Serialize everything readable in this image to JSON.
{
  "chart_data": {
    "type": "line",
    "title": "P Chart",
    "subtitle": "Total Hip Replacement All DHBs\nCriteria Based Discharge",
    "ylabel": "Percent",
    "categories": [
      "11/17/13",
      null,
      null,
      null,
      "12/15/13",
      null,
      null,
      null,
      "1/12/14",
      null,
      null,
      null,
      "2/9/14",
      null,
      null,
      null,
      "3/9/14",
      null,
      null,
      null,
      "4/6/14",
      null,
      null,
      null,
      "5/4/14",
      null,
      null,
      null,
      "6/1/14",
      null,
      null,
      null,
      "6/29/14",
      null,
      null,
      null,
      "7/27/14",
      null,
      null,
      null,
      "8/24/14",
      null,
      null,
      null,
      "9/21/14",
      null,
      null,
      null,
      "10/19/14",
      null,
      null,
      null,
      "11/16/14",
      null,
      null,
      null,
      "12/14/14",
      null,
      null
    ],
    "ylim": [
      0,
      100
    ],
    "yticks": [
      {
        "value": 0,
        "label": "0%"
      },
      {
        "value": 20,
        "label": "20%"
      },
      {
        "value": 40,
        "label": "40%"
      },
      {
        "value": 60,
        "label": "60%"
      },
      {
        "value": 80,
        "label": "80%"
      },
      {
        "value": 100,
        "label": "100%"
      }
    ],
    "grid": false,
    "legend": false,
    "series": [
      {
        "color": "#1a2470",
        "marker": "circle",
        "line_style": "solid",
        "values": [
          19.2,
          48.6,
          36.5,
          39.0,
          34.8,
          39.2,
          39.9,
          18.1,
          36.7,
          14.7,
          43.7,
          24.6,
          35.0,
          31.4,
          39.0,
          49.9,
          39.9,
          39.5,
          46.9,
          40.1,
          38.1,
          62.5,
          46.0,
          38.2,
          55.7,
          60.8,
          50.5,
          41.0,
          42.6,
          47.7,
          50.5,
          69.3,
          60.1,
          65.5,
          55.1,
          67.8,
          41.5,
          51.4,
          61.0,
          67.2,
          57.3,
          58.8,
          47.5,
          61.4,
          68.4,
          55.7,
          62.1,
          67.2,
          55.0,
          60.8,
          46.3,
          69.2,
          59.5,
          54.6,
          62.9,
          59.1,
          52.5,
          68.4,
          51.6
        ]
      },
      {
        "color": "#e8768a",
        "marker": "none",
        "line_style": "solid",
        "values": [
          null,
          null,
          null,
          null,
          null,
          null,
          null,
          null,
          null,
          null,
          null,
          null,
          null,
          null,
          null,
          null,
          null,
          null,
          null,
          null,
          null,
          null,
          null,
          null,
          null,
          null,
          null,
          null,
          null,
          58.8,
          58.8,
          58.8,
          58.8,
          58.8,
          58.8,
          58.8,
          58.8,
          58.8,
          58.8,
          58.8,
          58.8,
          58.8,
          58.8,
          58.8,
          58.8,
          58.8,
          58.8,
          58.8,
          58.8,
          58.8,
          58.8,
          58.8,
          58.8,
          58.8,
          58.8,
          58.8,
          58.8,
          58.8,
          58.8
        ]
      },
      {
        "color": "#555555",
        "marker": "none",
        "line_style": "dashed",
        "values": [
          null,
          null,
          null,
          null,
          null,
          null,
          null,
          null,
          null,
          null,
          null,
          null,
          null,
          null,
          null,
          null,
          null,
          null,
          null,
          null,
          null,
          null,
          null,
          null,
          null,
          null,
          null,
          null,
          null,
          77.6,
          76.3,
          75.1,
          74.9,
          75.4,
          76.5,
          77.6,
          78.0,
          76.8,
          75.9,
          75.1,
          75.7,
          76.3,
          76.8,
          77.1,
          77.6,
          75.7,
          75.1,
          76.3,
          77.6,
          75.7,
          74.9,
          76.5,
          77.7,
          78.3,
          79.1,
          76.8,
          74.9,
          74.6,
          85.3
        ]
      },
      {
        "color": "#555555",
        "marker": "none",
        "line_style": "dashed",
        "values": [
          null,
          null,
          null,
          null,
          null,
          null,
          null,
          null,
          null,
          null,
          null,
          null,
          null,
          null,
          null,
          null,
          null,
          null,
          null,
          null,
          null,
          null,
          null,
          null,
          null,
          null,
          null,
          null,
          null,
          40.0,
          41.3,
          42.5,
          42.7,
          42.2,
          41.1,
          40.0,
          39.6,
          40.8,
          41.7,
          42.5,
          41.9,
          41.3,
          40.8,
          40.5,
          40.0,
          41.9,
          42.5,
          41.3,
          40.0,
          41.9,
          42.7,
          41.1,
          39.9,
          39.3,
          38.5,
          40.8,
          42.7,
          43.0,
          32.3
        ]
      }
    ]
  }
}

═══

### What this task involves
Please reproduce each line exactly as written.

### Reply to the exercise
Serialize everything readable in this image to JSON.
{
  "chart_data": {
    "type": "line",
    "title": "P Chart",
    "subtitle": "Total Hip Replacement All DHBs\nCriteria Based Discharge",
    "ylabel": "Percent",
    "categories": [
      "11/17/13",
      null,
      null,
      null,
      "12/15/13",
      null,
      null,
      null,
      "1/12/14",
      null,
      null,
      null,
      "2/9/14",
      null,
      null,
      null,
      "3/9/14",
      null,
      null,
      null,
      "4/6/14",
      null,
      null,
      null,
      "5/4/14",
      null,
      null,
      null,
      "6/1/14",
      null,
      null,
      null,
      "6/29/14",
      null,
      null,
      null,
      "7/27/14",
      null,
      null,
      null,
      "8/24/14",
      null,
      null,
      null,
      "9/21/14",
      null,
      null,
      null,
      "10/19/14",
      null,
      null,
      null,
      "11/16/14",
      null,
      null,
      null,
      "12/14/14",
      null,
      null
    ],
    "ylim": [
      0,
      100
    ],
    "yticks": [
      {
        "value": 0,
        "label": "0%"
      },
      {
        "value": 20,
        "label": "20%"
      },
      {
        "value": 40,
        "label": "40%"
      },
      {
        "value": 60,
        "label": "60%"
      },
      {
        "value": 80,
        "label": "80%"
      },
      {
        "value": 100,
        "label": "100%"
      }
    ],
    "grid": false,
    "legend": false,
    "series": [
      {
        "color": "#1a2470",
        "marker": "circle",
        "line_style": "solid",
        "values": [
          19.2,
          48.6,
          36.5,
          39.0,
          34.8,
          39.2,
          39.9,
          18.1,
          36.7,
          14.7,
          43.7,
          24.6,
          35.0,
          31.4,
          39.0,
          49.9,
          39.9,
          39.5,
          46.9,
          40.1,
          38.1,
          62.5,
          46.0,
          38.2,
          55.7,
          60.8,
          50.5,
          41.0,
          42.6,
          47.7,
          50.5,
          69.3,
          60.1,
          65.5,
          55.1,
          67.8,
          41.5,
          51.4,
          61.0,
          67.2,
          57.3,
          58.8,
          47.5,
          61.4,
          68.4,
          55.7,
          62.1,
          67.2,
          55.0,
          60.8,
          46.3,
          69.2,
          59.5,
          54.6,
          62.9,
          59.1,
          52.5,
          68.4,
          51.6
        ]
      },
      {
        "color": "#e8768a",
        "marker": "none",
        "line_style": "solid",
        "values": [
          null,
          null,
          null,
          null,
          null,
          null,
          null,
          null,
          null,
          null,
          null,
          null,
          null,
          null,
          null,
          null,
          null,
          null,
          null,
          null,
          null,
          null,
          null,
          null,
          null,
          null,
          null,
          null,
          null,
          58.8,
          58.8,
          58.8,
          58.8,
          58.8,
          58.8,
          58.8,
          58.8,
          58.8,
          58.8,
          58.8,
          58.8,
          58.8,
          58.8,
          58.8,
          58.8,
          58.8,
          58.8,
          58.8,
          58.8,
          58.8,
          58.8,
          58.8,
          58.8,
          58.8,
          58.8,
          58.8,
          58.8,
          58.8,
          58.8
        ]
      },
      {
        "color": "#555555",
        "marker": "none",
        "line_style": "dashed",
        "values": [
          null,
          null,
          null,
          null,
          null,
          null,
          null,
          null,
          null,
          null,
          null,
          null,
          null,
          null,
          null,
          null,
          null,
          null,
          null,
          null,
          null,
          null,
          null,
          null,
          null,
          null,
          null,
          null,
          null,
          77.6,
          76.3,
          75.1,
          74.9,
          75.4,
          76.5,
          77.6,
          78.0,
          76.8,
          75.9,
          75.1,
          75.7,
          76.3,
          76.8,
          77.1,
          77.6,
          75.7,
          75.1,
          76.3,
          77.6,
          75.7,
          74.9,
          76.5,
          77.7,
          78.3,
          79.1,
          76.8,
          74.9,
          74.6,
          85.3
        ]
      },
      {
        "color": "#555555",
        "marker": "none",
        "line_style": "dashed",
        "values": [
          null,
          null,
          null,
          null,
          null,
          null,
          null,
          null,
          null,
          null,
          null,
          null,
          null,
          null,
          null,
          null,
          null,
          null,
          null,
          null,
          null,
          null,
          null,
          null,
          null,
          null,
          null,
          null,
          null,
          40.0,
          41.3,
          42.5,
          42.7,
          42.2,
          41.1,
          40.0,
          39.6,
          40.8,
          41.7,
          42.5,
          41.9,
          41.3,
          40.8,
          40.5,
          40.0,
          41.9,
          42.5,
          41.3,
          40.0,
          41.9,
          42.7,
          41.1,
          39.9,
          39.3,
          38.5,
          40.8,
          42.7,
          43.0,
          32.3
        ]
      }
    ]
  }
}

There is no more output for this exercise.